Collect every line in the records below that contains the word "Remaining".

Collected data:
****
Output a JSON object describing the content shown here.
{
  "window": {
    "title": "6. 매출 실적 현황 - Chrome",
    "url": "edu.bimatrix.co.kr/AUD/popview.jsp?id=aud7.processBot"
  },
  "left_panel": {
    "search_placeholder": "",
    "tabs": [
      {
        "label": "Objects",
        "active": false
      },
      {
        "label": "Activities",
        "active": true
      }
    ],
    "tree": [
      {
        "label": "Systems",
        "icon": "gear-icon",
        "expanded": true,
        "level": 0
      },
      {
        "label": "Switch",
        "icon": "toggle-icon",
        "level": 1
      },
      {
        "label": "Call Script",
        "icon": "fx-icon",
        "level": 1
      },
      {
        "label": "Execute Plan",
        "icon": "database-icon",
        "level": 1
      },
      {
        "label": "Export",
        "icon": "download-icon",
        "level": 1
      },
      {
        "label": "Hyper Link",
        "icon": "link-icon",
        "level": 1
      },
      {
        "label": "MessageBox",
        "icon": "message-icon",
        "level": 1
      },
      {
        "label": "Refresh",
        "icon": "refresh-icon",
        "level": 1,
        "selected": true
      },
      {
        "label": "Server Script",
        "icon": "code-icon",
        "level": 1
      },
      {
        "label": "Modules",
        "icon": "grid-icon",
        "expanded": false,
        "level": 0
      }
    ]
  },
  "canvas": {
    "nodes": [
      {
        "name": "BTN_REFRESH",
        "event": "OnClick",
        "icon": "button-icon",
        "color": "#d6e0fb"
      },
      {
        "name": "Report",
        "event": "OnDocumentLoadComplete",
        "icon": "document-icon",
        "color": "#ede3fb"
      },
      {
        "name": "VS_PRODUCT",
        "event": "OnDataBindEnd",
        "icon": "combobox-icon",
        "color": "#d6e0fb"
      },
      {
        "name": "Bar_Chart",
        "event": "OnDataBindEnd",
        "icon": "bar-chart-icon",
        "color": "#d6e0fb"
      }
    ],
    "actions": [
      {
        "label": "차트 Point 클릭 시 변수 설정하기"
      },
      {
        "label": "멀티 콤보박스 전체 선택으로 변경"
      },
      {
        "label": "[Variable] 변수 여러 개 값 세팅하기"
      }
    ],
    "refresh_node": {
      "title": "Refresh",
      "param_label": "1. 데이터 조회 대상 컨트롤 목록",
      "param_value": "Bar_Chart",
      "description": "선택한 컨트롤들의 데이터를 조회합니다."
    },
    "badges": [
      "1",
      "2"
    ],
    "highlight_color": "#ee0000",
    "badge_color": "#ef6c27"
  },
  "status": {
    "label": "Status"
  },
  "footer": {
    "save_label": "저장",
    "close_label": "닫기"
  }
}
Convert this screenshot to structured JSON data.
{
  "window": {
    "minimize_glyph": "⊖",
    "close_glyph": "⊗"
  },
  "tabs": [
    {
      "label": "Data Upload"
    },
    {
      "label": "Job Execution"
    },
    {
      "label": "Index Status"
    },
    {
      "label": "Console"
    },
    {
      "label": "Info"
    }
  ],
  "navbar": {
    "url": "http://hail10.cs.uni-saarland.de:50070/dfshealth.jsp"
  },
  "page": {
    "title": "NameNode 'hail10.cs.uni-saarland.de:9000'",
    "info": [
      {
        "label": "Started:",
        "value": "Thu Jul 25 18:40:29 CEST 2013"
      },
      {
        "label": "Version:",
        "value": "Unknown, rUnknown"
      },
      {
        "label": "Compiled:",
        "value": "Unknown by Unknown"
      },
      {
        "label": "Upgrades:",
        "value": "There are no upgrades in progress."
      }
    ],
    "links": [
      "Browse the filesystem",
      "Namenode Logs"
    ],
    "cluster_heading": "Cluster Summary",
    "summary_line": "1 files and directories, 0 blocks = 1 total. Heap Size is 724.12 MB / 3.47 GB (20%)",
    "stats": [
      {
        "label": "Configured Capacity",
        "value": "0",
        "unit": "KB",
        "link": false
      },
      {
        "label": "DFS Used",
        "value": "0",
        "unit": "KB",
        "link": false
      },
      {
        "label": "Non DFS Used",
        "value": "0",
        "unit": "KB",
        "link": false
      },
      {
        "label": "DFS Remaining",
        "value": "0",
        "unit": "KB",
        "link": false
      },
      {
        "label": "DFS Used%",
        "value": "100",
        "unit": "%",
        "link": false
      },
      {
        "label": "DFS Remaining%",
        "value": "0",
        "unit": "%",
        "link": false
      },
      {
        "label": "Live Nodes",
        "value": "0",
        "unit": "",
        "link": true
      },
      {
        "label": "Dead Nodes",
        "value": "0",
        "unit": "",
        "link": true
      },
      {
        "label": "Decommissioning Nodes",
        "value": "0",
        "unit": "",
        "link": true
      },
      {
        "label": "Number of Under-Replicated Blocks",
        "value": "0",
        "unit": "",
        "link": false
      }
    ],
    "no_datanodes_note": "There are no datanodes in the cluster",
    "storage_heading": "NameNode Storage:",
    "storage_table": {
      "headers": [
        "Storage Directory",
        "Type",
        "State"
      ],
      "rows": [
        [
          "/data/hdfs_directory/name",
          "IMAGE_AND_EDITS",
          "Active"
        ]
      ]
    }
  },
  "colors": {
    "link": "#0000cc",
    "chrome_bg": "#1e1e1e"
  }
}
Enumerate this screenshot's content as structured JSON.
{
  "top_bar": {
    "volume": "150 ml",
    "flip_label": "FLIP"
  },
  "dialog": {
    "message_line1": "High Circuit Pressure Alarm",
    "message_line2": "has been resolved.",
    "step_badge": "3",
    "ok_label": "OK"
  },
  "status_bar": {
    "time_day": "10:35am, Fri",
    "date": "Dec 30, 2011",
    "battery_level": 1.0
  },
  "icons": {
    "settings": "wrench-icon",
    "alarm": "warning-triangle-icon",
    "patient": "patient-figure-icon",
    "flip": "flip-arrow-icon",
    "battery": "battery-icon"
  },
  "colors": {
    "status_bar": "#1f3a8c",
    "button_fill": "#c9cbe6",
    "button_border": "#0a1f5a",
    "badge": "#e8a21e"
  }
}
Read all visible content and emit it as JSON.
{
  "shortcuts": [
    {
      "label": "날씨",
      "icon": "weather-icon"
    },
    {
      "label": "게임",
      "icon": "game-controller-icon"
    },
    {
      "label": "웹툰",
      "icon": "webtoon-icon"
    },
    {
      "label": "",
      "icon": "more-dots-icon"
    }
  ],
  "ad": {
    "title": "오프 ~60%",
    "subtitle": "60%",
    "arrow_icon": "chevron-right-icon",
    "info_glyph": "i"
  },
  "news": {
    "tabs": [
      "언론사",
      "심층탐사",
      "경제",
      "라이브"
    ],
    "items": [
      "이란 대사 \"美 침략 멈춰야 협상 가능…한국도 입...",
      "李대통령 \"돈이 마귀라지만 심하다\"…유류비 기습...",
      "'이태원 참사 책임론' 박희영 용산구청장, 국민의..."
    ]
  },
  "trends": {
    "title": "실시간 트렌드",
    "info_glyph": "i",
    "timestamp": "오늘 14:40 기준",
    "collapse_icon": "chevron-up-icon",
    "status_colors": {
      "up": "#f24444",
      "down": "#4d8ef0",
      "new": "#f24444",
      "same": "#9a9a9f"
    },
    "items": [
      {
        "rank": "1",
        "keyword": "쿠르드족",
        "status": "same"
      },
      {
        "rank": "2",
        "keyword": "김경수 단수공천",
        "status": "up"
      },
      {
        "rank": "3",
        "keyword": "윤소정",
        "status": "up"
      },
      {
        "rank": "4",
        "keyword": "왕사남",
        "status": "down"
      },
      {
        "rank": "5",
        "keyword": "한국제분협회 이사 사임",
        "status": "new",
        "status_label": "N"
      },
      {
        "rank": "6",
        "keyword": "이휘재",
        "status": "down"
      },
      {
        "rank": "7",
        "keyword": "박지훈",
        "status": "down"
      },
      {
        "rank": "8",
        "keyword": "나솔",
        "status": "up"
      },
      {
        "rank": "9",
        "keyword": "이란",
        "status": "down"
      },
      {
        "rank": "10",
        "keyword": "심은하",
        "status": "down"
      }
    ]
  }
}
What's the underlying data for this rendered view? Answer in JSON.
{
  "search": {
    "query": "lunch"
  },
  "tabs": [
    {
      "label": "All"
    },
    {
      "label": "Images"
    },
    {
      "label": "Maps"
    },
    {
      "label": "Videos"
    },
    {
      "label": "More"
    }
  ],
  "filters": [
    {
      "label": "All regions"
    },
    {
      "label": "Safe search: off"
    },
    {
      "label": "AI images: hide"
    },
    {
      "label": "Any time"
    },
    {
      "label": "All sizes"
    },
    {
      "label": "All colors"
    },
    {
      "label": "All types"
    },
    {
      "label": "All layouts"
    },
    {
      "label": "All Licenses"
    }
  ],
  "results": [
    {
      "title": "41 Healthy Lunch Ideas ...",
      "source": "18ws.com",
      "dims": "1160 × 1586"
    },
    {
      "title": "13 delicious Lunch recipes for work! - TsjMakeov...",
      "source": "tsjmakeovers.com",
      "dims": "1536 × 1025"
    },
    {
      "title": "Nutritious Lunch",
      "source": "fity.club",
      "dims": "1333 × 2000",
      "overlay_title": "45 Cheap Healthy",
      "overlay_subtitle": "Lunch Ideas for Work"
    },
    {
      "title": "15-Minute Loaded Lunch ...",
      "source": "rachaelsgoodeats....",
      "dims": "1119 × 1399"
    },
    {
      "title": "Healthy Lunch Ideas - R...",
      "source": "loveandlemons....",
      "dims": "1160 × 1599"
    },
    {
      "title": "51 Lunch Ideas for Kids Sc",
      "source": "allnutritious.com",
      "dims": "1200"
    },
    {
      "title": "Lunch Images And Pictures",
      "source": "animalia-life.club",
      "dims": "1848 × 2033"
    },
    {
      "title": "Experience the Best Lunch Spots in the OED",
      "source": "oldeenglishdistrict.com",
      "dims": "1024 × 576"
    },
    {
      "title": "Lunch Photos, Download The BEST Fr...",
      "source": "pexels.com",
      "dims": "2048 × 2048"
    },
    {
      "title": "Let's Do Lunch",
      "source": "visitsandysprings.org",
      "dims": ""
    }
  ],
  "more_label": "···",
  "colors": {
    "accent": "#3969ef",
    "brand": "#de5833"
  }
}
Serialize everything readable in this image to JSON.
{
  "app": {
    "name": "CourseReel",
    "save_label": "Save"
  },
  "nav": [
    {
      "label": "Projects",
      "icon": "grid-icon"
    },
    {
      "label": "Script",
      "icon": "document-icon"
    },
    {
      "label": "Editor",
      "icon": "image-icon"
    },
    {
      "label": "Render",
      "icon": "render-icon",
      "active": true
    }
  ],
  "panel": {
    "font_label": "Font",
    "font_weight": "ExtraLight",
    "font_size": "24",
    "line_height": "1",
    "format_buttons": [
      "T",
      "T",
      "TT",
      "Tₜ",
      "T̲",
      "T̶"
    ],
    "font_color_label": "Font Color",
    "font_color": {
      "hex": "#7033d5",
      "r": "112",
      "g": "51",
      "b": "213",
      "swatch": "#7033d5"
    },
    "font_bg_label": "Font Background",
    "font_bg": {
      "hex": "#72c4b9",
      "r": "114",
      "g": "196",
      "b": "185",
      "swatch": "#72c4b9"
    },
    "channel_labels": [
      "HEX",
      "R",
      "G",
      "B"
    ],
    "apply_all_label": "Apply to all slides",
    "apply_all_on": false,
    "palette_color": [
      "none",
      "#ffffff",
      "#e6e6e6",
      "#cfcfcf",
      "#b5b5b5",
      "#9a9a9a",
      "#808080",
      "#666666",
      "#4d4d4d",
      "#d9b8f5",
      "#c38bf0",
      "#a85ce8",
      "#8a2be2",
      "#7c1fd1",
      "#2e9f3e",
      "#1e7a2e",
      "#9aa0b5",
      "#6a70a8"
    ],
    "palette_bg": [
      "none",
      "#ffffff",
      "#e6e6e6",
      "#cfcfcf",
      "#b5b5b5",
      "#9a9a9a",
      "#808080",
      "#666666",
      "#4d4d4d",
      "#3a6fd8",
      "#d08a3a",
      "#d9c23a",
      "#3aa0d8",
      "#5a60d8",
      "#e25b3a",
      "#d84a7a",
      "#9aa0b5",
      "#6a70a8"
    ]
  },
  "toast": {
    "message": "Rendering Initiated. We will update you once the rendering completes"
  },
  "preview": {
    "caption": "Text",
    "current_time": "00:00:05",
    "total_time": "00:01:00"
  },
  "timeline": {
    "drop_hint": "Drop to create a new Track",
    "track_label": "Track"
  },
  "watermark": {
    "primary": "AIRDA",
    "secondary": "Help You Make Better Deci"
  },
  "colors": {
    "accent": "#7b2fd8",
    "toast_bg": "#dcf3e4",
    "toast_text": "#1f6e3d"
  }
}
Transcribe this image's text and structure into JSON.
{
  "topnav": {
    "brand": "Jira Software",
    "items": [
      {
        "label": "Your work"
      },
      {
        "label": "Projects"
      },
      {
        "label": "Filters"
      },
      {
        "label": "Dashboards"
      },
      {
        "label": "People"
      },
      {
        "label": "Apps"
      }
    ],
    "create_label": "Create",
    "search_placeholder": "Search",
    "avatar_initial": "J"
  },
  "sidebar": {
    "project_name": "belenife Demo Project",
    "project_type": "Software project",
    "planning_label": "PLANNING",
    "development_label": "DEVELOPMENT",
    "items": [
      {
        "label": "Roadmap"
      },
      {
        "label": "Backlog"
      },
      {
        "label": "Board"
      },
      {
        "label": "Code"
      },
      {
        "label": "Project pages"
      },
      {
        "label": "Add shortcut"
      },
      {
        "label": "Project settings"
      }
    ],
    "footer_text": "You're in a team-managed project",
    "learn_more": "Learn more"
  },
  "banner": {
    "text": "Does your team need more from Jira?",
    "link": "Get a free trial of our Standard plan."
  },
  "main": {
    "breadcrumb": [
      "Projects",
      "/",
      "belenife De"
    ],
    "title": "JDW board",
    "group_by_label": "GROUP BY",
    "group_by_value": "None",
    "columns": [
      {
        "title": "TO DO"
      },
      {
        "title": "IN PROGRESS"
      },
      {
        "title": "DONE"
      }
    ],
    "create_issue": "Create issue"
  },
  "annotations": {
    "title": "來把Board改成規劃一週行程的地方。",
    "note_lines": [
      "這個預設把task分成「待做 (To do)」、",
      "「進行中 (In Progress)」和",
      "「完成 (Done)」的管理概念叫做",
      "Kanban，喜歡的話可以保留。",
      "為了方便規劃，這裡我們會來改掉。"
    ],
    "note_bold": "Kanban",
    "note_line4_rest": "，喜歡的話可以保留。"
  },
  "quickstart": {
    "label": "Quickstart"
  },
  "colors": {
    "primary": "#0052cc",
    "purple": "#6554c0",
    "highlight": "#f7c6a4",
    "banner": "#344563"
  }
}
****
» **Exercise output**:
        "label": "DFS Remaining",
        "label": "DFS Remaining%",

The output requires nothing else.